→ **Extracted data entries**:
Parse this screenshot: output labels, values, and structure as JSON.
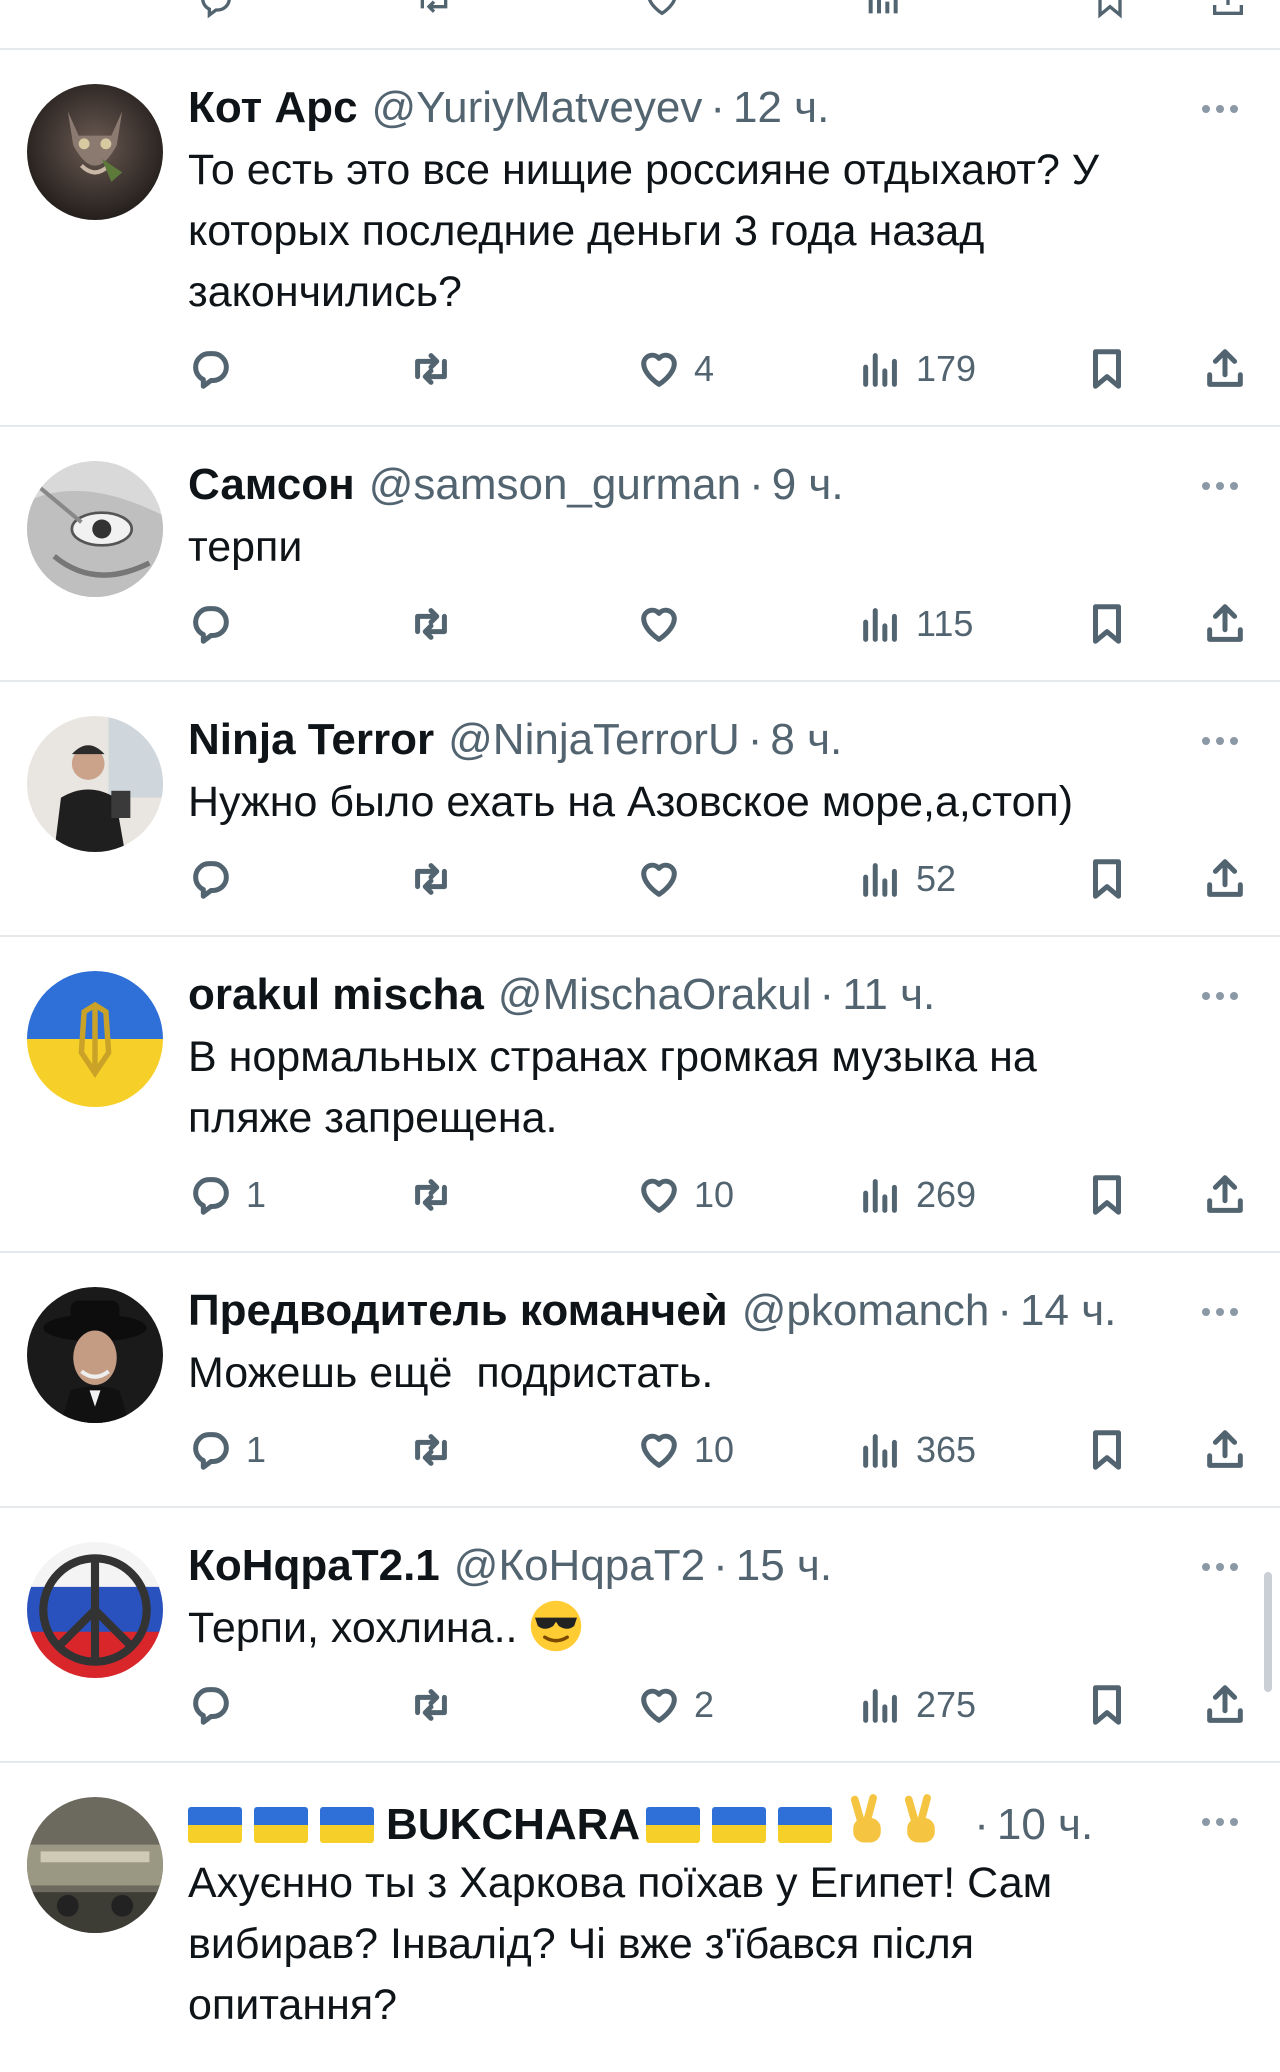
{
  "posts": [
    {
      "name": "Кот Арс",
      "handle": "@YuriyMatveyev",
      "time": "12 ч.",
      "text": "То есть это все нищие россияне отдыхают? У\nкоторых последние деньги 3 года назад\nзакончились?",
      "replies": "",
      "likes": "4",
      "views": "179"
    },
    {
      "name": "Самсон",
      "handle": "@samson_gurman",
      "time": "9 ч.",
      "text": "терпи",
      "replies": "",
      "likes": "",
      "views": "115"
    },
    {
      "name": "Ninja Terror",
      "handle": "@NinjaTerrorU",
      "time": "8 ч.",
      "text": "Нужно было ехать на Азовское море,а,стоп)",
      "replies": "",
      "likes": "",
      "views": "52"
    },
    {
      "name": "orakul mischa",
      "handle": "@MischaOrakul",
      "time": "11 ч.",
      "text": "В нормальных странах громкая музыка на\nпляже запрещена.",
      "replies": "1",
      "likes": "10",
      "views": "269"
    },
    {
      "name": "Предводитель команчеѝ",
      "handle": "@pkomanch",
      "time": "14 ч.",
      "text": "Можешь ещё  подристать.",
      "replies": "1",
      "likes": "10",
      "views": "365"
    },
    {
      "name": "КоНqраТ2.1",
      "handle": "@КоНqраТ2",
      "time": "15 ч.",
      "text": "Терпи, хохлина..",
      "replies": "",
      "likes": "2",
      "views": "275"
    },
    {
      "name": "BUKCHARA",
      "handle": "",
      "time": "10 ч.",
      "text": "Ахуєнно ты з Харкова поїхав у Египет! Сам\nвибирав? Інвалід? Чі вже з'їбався після\nопитання?",
      "replies": "",
      "likes": "",
      "views": ""
    }
  ],
  "icons": {
    "reply": "reply-icon",
    "retweet": "retweet-icon",
    "like": "heart-icon",
    "views": "views-icon",
    "bookmark": "bookmark-icon",
    "share": "share-icon",
    "more": "more-icon"
  },
  "colors": {
    "text": "#0f1419",
    "muted": "#536471",
    "divider": "#e6e9eb"
  }
}
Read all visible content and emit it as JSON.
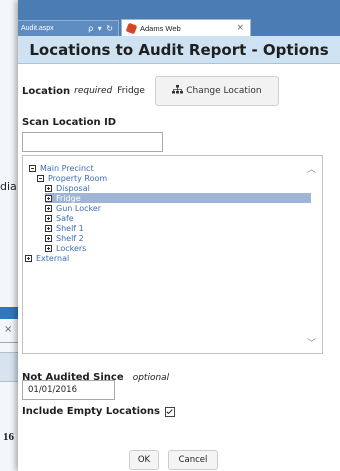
{
  "background": {
    "fragment_dia": "dia",
    "fragment_close": "×",
    "fragment_16": "16"
  },
  "browser": {
    "url_text": "Audit.aspx",
    "url_icons": "ρ ▾ ↻",
    "tab_title": "Adams Web",
    "tab_close": "×"
  },
  "dialog": {
    "title": "Locations to Audit Report - Options",
    "location_label": "Location",
    "location_required": "required",
    "location_value": "Fridge",
    "change_location_label": "Change Location",
    "scan_label": "Scan Location ID",
    "scan_value": "",
    "tree": {
      "main_precinct": "Main Precinct",
      "property_room": "Property Room",
      "disposal": "Disposal",
      "fridge": "Fridge",
      "gun_locker": "Gun Locker",
      "safe": "Safe",
      "shelf_1": "Shelf 1",
      "shelf_2": "Shelf 2",
      "lockers": "Lockers",
      "external": "External"
    },
    "not_audited_label": "Not Audited Since",
    "not_audited_optional": "optional",
    "not_audited_value": "01/01/2016",
    "include_empty_label": "Include Empty Locations",
    "include_empty_checked": true,
    "ok_label": "OK",
    "cancel_label": "Cancel"
  }
}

→ **What to do**:
From the listing above, print every entry precisely and drop the pictures.

→ **Finished answer**:
Parse this screenshot: output labels, values, and structure as JSON.
{
  "posts": [
    {
      "name": "Кот Арс",
      "handle": "@YuriyMatveyev",
      "time": "12 ч.",
      "text": "То есть это все нищие россияне отдыхают? У\nкоторых последние деньги 3 года назад\nзакончились?",
      "replies": "",
      "likes": "4",
      "views": "179"
    },
    {
      "name": "Самсон",
      "handle": "@samson_gurman",
      "time": "9 ч.",
      "text": "терпи",
      "replies": "",
      "likes": "",
      "views": "115"
    },
    {
      "name": "Ninja Terror",
      "handle": "@NinjaTerrorU",
      "time": "8 ч.",
      "text": "Нужно было ехать на Азовское море,а,стоп)",
      "replies": "",
      "likes": "",
      "views": "52"
    },
    {
      "name": "orakul mischa",
      "handle": "@MischaOrakul",
      "time": "11 ч.",
      "text": "В нормальных странах громкая музыка на\nпляже запрещена.",
      "replies": "1",
      "likes": "10",
      "views": "269"
    },
    {
      "name": "Предводитель команчеѝ",
      "handle": "@pkomanch",
      "time": "14 ч.",
      "text": "Можешь ещё  подристать.",
      "replies": "1",
      "likes": "10",
      "views": "365"
    },
    {
      "name": "КоНqраТ2.1",
      "handle": "@КоНqраТ2",
      "time": "15 ч.",
      "text": "Терпи, хохлина..",
      "replies": "",
      "likes": "2",
      "views": "275"
    },
    {
      "name": "BUKCHARA",
      "handle": "",
      "time": "10 ч.",
      "text": "Ахуєнно ты з Харкова поїхав у Египет! Сам\nвибирав? Інвалід? Чі вже з'їбався після\nопитання?",
      "replies": "",
      "likes": "",
      "views": ""
    }
  ],
  "icons": {
    "reply": "reply-icon",
    "retweet": "retweet-icon",
    "like": "heart-icon",
    "views": "views-icon",
    "bookmark": "bookmark-icon",
    "share": "share-icon",
    "more": "more-icon"
  },
  "colors": {
    "text": "#0f1419",
    "muted": "#536471",
    "divider": "#e6e9eb"
  }
}
Read all visible content and emit it as JSON.
{
  "background": {
    "fragment_dia": "dia",
    "fragment_close": "×",
    "fragment_16": "16"
  },
  "browser": {
    "url_text": "Audit.aspx",
    "url_icons": "ρ ▾ ↻",
    "tab_title": "Adams Web",
    "tab_close": "×"
  },
  "dialog": {
    "title": "Locations to Audit Report - Options",
    "location_label": "Location",
    "location_required": "required",
    "location_value": "Fridge",
    "change_location_label": "Change Location",
    "scan_label": "Scan Location ID",
    "scan_value": "",
    "tree": {
      "main_precinct": "Main Precinct",
      "property_room": "Property Room",
      "disposal": "Disposal",
      "fridge": "Fridge",
      "gun_locker": "Gun Locker",
      "safe": "Safe",
      "shelf_1": "Shelf 1",
      "shelf_2": "Shelf 2",
      "lockers": "Lockers",
      "external": "External"
    },
    "not_audited_label": "Not Audited Since",
    "not_audited_optional": "optional",
    "not_audited_value": "01/01/2016",
    "include_empty_label": "Include Empty Locations",
    "include_empty_checked": true,
    "ok_label": "OK",
    "cancel_label": "Cancel"
  }
}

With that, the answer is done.